GIVEN RECORDS
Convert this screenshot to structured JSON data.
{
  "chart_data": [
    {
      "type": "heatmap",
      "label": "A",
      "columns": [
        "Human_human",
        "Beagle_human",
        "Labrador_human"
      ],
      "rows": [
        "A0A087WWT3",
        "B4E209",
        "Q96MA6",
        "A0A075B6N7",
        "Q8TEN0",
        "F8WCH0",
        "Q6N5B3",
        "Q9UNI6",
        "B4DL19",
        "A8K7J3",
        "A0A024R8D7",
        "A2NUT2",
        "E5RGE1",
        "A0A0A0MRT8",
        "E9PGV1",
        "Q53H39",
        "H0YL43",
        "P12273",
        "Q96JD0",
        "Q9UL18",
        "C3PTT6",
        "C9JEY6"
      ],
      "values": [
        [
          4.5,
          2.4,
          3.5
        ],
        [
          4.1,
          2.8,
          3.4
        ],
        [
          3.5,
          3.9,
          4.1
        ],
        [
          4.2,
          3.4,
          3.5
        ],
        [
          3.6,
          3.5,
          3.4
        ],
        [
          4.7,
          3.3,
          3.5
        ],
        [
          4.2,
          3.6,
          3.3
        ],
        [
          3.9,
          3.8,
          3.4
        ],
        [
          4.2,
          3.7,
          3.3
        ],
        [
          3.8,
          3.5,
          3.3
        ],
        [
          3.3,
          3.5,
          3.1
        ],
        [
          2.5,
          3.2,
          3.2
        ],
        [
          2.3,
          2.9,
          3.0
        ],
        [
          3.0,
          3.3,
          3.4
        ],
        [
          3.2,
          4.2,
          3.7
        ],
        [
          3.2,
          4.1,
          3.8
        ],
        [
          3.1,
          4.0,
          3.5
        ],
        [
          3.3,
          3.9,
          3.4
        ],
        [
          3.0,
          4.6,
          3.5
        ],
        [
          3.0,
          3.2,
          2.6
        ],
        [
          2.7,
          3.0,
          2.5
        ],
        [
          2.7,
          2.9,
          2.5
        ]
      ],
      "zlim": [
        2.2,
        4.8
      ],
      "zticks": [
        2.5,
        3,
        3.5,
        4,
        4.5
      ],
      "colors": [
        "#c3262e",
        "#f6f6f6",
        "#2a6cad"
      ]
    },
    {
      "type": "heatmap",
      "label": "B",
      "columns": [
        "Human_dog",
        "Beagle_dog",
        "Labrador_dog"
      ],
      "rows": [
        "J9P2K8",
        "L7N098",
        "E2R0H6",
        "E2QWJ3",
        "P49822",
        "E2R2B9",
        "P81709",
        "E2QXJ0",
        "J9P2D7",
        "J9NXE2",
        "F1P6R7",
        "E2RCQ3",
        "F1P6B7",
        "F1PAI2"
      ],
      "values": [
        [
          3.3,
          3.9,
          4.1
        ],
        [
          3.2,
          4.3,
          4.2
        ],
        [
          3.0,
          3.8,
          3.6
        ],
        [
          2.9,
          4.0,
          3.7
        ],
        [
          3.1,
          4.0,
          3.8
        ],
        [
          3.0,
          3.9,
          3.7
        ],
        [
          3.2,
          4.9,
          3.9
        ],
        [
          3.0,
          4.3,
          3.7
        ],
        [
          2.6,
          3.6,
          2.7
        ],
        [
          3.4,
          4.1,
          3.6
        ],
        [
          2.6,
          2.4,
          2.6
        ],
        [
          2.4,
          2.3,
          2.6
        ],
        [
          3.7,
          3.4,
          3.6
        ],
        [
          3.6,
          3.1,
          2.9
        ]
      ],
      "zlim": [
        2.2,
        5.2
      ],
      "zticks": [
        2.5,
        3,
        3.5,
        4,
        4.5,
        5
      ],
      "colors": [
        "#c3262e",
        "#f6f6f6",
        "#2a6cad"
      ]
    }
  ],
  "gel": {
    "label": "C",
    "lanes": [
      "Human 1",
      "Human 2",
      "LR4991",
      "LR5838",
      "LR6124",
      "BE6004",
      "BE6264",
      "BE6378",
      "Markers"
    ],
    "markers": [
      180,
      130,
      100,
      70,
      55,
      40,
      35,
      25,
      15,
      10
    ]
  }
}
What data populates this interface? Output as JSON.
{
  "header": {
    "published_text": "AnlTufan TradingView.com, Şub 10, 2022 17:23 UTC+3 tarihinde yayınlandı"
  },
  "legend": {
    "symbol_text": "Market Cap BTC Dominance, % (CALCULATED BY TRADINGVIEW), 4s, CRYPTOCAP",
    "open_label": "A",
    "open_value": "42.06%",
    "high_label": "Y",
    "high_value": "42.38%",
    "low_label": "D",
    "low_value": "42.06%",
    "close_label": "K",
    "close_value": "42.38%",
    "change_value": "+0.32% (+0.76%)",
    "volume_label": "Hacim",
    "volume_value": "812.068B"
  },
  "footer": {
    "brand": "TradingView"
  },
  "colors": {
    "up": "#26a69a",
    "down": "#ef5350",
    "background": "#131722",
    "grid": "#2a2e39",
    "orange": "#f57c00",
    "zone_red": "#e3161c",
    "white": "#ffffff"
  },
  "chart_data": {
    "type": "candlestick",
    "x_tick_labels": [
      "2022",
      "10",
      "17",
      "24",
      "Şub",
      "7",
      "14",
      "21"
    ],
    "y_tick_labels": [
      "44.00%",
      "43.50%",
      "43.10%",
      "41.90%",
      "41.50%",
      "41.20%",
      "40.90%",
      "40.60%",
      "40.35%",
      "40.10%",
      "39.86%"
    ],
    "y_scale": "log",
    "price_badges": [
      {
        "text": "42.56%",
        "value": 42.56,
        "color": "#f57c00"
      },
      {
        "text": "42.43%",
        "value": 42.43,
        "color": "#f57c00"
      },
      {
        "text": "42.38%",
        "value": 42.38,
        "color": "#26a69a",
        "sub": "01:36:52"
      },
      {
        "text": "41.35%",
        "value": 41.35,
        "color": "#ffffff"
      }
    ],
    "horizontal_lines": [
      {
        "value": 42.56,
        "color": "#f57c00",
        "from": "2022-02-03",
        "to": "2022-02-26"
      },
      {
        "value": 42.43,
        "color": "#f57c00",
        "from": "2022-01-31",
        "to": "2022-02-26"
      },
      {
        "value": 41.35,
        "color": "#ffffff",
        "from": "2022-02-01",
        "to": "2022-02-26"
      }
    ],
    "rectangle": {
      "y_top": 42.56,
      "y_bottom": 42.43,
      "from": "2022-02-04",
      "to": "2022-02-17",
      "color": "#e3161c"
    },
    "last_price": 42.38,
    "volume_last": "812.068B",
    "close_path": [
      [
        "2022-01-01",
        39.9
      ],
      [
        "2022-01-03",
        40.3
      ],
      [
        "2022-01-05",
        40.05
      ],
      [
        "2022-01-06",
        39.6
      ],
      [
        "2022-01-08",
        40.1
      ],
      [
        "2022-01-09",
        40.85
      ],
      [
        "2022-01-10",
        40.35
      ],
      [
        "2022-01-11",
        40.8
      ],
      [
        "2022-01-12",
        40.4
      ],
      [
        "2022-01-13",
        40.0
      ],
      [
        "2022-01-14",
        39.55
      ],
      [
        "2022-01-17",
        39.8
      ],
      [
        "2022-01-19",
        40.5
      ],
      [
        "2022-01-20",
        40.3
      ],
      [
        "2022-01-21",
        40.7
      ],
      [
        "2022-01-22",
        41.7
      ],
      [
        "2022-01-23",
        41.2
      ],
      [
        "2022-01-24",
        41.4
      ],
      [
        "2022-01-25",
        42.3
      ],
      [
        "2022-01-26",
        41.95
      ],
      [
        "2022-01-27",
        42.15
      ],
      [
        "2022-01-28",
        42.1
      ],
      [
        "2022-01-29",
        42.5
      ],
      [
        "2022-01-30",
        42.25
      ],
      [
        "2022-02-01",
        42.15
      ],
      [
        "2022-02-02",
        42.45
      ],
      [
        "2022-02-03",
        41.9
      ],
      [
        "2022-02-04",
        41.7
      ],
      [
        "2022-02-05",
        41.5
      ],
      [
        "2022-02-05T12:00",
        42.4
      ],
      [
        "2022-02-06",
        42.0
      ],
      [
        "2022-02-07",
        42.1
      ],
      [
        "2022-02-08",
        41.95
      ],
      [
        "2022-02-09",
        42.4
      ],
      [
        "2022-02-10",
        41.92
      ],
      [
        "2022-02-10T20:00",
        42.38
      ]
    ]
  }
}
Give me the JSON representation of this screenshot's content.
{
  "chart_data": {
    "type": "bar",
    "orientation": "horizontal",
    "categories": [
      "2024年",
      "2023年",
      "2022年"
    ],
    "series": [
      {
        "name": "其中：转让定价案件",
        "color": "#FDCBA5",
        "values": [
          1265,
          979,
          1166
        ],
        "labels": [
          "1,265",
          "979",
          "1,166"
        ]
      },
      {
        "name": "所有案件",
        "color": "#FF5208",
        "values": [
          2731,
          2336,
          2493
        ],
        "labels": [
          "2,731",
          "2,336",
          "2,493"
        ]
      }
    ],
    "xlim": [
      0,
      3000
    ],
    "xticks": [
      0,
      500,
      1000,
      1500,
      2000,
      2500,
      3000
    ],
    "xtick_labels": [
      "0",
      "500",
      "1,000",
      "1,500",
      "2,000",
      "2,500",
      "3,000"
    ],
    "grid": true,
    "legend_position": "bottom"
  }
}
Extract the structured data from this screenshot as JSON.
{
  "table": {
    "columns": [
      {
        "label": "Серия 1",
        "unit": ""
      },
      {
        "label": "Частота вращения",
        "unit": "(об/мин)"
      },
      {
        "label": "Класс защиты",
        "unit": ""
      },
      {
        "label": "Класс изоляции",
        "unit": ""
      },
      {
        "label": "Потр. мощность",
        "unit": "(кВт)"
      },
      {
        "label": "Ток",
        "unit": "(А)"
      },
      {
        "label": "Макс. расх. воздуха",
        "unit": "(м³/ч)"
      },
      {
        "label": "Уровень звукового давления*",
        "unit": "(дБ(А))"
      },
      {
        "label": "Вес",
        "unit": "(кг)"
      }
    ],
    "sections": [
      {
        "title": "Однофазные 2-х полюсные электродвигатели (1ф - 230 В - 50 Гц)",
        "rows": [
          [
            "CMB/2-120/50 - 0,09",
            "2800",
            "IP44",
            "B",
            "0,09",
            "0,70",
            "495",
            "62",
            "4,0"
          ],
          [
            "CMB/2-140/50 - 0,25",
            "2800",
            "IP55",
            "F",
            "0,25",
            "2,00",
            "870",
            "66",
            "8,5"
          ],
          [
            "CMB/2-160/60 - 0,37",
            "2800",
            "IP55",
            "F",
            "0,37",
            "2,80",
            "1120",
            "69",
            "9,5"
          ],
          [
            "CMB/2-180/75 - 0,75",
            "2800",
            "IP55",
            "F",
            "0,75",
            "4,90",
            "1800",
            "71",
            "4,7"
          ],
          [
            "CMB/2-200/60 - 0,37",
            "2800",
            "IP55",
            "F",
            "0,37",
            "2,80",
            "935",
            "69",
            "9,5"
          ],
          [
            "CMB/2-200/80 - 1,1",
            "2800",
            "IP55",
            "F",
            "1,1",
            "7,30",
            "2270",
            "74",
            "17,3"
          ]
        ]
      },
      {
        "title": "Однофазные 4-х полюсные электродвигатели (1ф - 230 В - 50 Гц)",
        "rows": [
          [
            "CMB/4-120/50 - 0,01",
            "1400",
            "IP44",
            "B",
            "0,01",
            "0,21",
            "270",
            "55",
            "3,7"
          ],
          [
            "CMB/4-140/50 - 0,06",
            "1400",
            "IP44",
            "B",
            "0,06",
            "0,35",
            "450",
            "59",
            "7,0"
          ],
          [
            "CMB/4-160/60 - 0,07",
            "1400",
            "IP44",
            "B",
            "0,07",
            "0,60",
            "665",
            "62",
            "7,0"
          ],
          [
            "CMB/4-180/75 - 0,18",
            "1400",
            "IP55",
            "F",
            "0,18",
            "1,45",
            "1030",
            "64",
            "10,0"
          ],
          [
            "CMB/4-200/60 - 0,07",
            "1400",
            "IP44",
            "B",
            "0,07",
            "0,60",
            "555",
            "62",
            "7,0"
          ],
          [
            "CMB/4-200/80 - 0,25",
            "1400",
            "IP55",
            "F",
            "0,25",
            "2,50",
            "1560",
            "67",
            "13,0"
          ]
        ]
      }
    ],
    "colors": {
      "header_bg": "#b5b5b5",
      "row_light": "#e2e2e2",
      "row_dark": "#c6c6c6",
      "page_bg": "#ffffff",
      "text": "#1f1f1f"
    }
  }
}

BRIEF
Copy out all lines that carry the word "from".

ANSWER TO THE EXERCISE
        "from": "2022-02-03",
        "from": "2022-01-31",
        "from": "2022-02-01",
      "from": "2022-02-04",
Extract the structured data from this screenshot as JSON.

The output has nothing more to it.